EXERCISE MATERIALS:

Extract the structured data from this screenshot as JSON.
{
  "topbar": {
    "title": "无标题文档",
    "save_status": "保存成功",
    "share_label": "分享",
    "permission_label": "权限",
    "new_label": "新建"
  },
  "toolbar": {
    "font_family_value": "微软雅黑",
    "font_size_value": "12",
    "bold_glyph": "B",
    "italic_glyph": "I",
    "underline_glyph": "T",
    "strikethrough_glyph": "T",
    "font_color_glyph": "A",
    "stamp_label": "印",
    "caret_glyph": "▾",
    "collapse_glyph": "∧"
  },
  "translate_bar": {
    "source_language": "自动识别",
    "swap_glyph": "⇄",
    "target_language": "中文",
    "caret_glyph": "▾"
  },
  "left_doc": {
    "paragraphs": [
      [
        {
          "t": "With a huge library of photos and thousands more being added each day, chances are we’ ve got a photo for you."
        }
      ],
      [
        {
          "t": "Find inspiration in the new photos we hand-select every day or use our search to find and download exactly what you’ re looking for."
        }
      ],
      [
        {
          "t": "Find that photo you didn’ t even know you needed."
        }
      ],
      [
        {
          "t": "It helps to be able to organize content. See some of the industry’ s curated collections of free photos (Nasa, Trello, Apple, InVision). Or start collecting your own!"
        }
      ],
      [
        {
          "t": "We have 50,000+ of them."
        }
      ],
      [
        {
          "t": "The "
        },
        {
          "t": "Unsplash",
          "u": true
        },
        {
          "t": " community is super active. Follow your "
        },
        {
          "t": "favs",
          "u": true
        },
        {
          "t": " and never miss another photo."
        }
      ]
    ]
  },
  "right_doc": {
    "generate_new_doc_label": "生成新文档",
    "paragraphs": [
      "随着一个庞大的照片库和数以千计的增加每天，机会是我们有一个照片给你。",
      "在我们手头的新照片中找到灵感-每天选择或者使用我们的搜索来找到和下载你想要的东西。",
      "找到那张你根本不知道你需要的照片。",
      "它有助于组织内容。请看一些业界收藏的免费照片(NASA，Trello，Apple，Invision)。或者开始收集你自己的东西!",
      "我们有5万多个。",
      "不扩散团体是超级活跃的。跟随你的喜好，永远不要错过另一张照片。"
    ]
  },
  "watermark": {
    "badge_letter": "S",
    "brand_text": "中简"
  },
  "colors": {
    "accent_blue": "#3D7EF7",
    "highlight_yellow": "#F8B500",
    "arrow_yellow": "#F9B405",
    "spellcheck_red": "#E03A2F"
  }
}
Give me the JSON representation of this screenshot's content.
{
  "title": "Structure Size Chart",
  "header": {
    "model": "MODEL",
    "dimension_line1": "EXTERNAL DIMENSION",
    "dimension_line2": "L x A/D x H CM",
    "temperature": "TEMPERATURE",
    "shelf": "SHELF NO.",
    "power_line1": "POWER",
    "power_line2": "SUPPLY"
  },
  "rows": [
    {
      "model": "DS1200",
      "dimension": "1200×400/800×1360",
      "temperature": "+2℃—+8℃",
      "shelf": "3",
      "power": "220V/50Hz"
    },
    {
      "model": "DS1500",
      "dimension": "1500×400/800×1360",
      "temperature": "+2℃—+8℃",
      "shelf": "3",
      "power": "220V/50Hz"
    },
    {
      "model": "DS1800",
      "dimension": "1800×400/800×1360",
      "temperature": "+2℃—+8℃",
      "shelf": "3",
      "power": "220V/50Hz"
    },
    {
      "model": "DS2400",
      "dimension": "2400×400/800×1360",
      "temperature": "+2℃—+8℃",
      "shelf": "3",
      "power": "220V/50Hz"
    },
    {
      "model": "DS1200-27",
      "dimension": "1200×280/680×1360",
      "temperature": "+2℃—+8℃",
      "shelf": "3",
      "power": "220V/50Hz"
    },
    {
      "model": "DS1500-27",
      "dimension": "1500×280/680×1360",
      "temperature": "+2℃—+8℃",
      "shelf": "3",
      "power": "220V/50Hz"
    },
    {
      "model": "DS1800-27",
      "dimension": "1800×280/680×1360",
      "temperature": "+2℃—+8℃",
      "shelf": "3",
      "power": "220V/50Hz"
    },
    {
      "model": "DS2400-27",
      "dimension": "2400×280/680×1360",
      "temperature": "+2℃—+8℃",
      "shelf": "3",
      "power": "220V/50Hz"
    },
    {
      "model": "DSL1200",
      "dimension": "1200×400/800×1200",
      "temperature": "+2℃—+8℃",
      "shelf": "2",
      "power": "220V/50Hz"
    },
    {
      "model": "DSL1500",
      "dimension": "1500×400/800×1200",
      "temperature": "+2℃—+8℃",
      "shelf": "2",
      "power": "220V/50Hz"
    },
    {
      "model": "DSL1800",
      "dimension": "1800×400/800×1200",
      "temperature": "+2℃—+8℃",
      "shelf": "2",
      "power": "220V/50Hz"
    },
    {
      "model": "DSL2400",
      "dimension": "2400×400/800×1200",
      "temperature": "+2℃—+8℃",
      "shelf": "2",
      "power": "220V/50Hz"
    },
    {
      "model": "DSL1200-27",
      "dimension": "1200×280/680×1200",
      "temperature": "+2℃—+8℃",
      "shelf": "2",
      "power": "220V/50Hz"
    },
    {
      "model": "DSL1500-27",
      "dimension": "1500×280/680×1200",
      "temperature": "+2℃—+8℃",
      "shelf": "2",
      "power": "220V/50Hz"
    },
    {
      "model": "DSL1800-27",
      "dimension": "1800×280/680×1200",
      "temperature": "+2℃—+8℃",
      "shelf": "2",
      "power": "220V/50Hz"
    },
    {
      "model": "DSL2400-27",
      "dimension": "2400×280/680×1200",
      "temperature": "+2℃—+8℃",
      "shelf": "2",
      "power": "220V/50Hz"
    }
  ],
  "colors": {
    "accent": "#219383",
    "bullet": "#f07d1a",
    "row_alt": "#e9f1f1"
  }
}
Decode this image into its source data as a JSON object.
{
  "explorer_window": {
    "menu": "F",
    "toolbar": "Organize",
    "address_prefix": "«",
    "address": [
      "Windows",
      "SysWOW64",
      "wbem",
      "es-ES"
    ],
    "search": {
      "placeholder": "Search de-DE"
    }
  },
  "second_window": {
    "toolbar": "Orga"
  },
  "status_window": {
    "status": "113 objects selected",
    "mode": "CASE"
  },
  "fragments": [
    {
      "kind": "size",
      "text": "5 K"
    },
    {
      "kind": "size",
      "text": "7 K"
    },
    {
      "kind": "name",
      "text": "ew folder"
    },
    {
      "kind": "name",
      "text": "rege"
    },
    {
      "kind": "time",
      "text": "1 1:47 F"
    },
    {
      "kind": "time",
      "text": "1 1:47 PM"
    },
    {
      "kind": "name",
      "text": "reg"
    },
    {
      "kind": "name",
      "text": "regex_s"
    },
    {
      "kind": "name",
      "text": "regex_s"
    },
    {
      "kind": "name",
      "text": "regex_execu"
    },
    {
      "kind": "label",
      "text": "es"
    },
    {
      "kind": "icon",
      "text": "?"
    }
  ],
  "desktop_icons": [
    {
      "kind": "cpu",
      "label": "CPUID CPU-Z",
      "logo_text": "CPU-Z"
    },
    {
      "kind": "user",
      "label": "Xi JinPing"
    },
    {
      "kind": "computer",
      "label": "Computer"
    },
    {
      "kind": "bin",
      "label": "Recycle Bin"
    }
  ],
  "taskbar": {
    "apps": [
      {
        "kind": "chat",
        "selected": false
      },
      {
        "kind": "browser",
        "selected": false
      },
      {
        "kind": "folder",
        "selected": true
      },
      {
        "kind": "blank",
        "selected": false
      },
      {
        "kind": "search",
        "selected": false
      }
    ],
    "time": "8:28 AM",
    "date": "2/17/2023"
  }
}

TASK STATEMENT: Retype every entry word for word.

REPLY TO THE TASK:
Extract the structured data from this screenshot as JSON.
{
  "topbar": {
    "title": "无标题文档",
    "save_status": "保存成功",
    "share_label": "分享",
    "permission_label": "权限",
    "new_label": "新建"
  },
  "toolbar": {
    "font_family_value": "微软雅黑",
    "font_size_value": "12",
    "bold_glyph": "B",
    "italic_glyph": "I",
    "underline_glyph": "T",
    "strikethrough_glyph": "T",
    "font_color_glyph": "A",
    "stamp_label": "印",
    "caret_glyph": "▾",
    "collapse_glyph": "∧"
  },
  "translate_bar": {
    "source_language": "自动识别",
    "swap_glyph": "⇄",
    "target_language": "中文",
    "caret_glyph": "▾"
  },
  "left_doc": {
    "paragraphs": [
      [
        {
          "t": "With a huge library of photos and thousands more being added each day, chances are we’ ve got a photo for you."
        }
      ],
      [
        {
          "t": "Find inspiration in the new photos we hand-select every day or use our search to find and download exactly what you’ re looking for."
        }
      ],
      [
        {
          "t": "Find that photo you didn’ t even know you needed."
        }
      ],
      [
        {
          "t": "It helps to be able to organize content. See some of the industry’ s curated collections of free photos (Nasa, Trello, Apple, InVision). Or start collecting your own!"
        }
      ],
      [
        {
          "t": "We have 50,000+ of them."
        }
      ],
      [
        {
          "t": "The "
        },
        {
          "t": "Unsplash",
          "u": true
        },
        {
          "t": " community is super active. Follow your "
        },
        {
          "t": "favs",
          "u": true
        },
        {
          "t": " and never miss another photo."
        }
      ]
    ]
  },
  "right_doc": {
    "generate_new_doc_label": "生成新文档",
    "paragraphs": [
      "随着一个庞大的照片库和数以千计的增加每天，机会是我们有一个照片给你。",
      "在我们手头的新照片中找到灵感-每天选择或者使用我们的搜索来找到和下载你想要的东西。",
      "找到那张你根本不知道你需要的照片。",
      "它有助于组织内容。请看一些业界收藏的免费照片(NASA，Trello，Apple，Invision)。或者开始收集你自己的东西!",
      "我们有5万多个。",
      "不扩散团体是超级活跃的。跟随你的喜好，永远不要错过另一张照片。"
    ]
  },
  "watermark": {
    "badge_letter": "S",
    "brand_text": "中简"
  },
  "colors": {
    "accent_blue": "#3D7EF7",
    "highlight_yellow": "#F8B500",
    "arrow_yellow": "#F9B405",
    "spellcheck_red": "#E03A2F"
  }
}
Give me the JSON representation of this screenshot's content.
{
  "title": "Structure Size Chart",
  "header": {
    "model": "MODEL",
    "dimension_line1": "EXTERNAL DIMENSION",
    "dimension_line2": "L x A/D x H CM",
    "temperature": "TEMPERATURE",
    "shelf": "SHELF NO.",
    "power_line1": "POWER",
    "power_line2": "SUPPLY"
  },
  "rows": [
    {
      "model": "DS1200",
      "dimension": "1200×400/800×1360",
      "temperature": "+2℃—+8℃",
      "shelf": "3",
      "power": "220V/50Hz"
    },
    {
      "model": "DS1500",
      "dimension": "1500×400/800×1360",
      "temperature": "+2℃—+8℃",
      "shelf": "3",
      "power": "220V/50Hz"
    },
    {
      "model": "DS1800",
      "dimension": "1800×400/800×1360",
      "temperature": "+2℃—+8℃",
      "shelf": "3",
      "power": "220V/50Hz"
    },
    {
      "model": "DS2400",
      "dimension": "2400×400/800×1360",
      "temperature": "+2℃—+8℃",
      "shelf": "3",
      "power": "220V/50Hz"
    },
    {
      "model": "DS1200-27",
      "dimension": "1200×280/680×1360",
      "temperature": "+2℃—+8℃",
      "shelf": "3",
      "power": "220V/50Hz"
    },
    {
      "model": "DS1500-27",
      "dimension": "1500×280/680×1360",
      "temperature": "+2℃—+8℃",
      "shelf": "3",
      "power": "220V/50Hz"
    },
    {
      "model": "DS1800-27",
      "dimension": "1800×280/680×1360",
      "temperature": "+2℃—+8℃",
      "shelf": "3",
      "power": "220V/50Hz"
    },
    {
      "model": "DS2400-27",
      "dimension": "2400×280/680×1360",
      "temperature": "+2℃—+8℃",
      "shelf": "3",
      "power": "220V/50Hz"
    },
    {
      "model": "DSL1200",
      "dimension": "1200×400/800×1200",
      "temperature": "+2℃—+8℃",
      "shelf": "2",
      "power": "220V/50Hz"
    },
    {
      "model": "DSL1500",
      "dimension": "1500×400/800×1200",
      "temperature": "+2℃—+8℃",
      "shelf": "2",
      "power": "220V/50Hz"
    },
    {
      "model": "DSL1800",
      "dimension": "1800×400/800×1200",
      "temperature": "+2℃—+8℃",
      "shelf": "2",
      "power": "220V/50Hz"
    },
    {
      "model": "DSL2400",
      "dimension": "2400×400/800×1200",
      "temperature": "+2℃—+8℃",
      "shelf": "2",
      "power": "220V/50Hz"
    },
    {
      "model": "DSL1200-27",
      "dimension": "1200×280/680×1200",
      "temperature": "+2℃—+8℃",
      "shelf": "2",
      "power": "220V/50Hz"
    },
    {
      "model": "DSL1500-27",
      "dimension": "1500×280/680×1200",
      "temperature": "+2℃—+8℃",
      "shelf": "2",
      "power": "220V/50Hz"
    },
    {
      "model": "DSL1800-27",
      "dimension": "1800×280/680×1200",
      "temperature": "+2℃—+8℃",
      "shelf": "2",
      "power": "220V/50Hz"
    },
    {
      "model": "DSL2400-27",
      "dimension": "2400×280/680×1200",
      "temperature": "+2℃—+8℃",
      "shelf": "2",
      "power": "220V/50Hz"
    }
  ],
  "colors": {
    "accent": "#219383",
    "bullet": "#f07d1a",
    "row_alt": "#e9f1f1"
  }
}
Decode this image into its source data as a JSON object.
{
  "explorer_window": {
    "menu": "F",
    "toolbar": "Organize",
    "address_prefix": "«",
    "address": [
      "Windows",
      "SysWOW64",
      "wbem",
      "es-ES"
    ],
    "search": {
      "placeholder": "Search de-DE"
    }
  },
  "second_window": {
    "toolbar": "Orga"
  },
  "status_window": {
    "status": "113 objects selected",
    "mode": "CASE"
  },
  "fragments": [
    {
      "kind": "size",
      "text": "5 K"
    },
    {
      "kind": "size",
      "text": "7 K"
    },
    {
      "kind": "name",
      "text": "ew folder"
    },
    {
      "kind": "name",
      "text": "rege"
    },
    {
      "kind": "time",
      "text": "1 1:47 F"
    },
    {
      "kind": "time",
      "text": "1 1:47 PM"
    },
    {
      "kind": "name",
      "text": "reg"
    },
    {
      "kind": "name",
      "text": "regex_s"
    },
    {
      "kind": "name",
      "text": "regex_s"
    },
    {
      "kind": "name",
      "text": "regex_execu"
    },
    {
      "kind": "label",
      "text": "es"
    },
    {
      "kind": "icon",
      "text": "?"
    }
  ],
  "desktop_icons": [
    {
      "kind": "cpu",
      "label": "CPUID CPU-Z",
      "logo_text": "CPU-Z"
    },
    {
      "kind": "user",
      "label": "Xi JinPing"
    },
    {
      "kind": "computer",
      "label": "Computer"
    },
    {
      "kind": "bin",
      "label": "Recycle Bin"
    }
  ],
  "taskbar": {
    "apps": [
      {
        "kind": "chat",
        "selected": false
      },
      {
        "kind": "browser",
        "selected": false
      },
      {
        "kind": "folder",
        "selected": true
      },
      {
        "kind": "blank",
        "selected": false
      },
      {
        "kind": "search",
        "selected": false
      }
    ],
    "time": "8:28 AM",
    "date": "2/17/2023"
  }
}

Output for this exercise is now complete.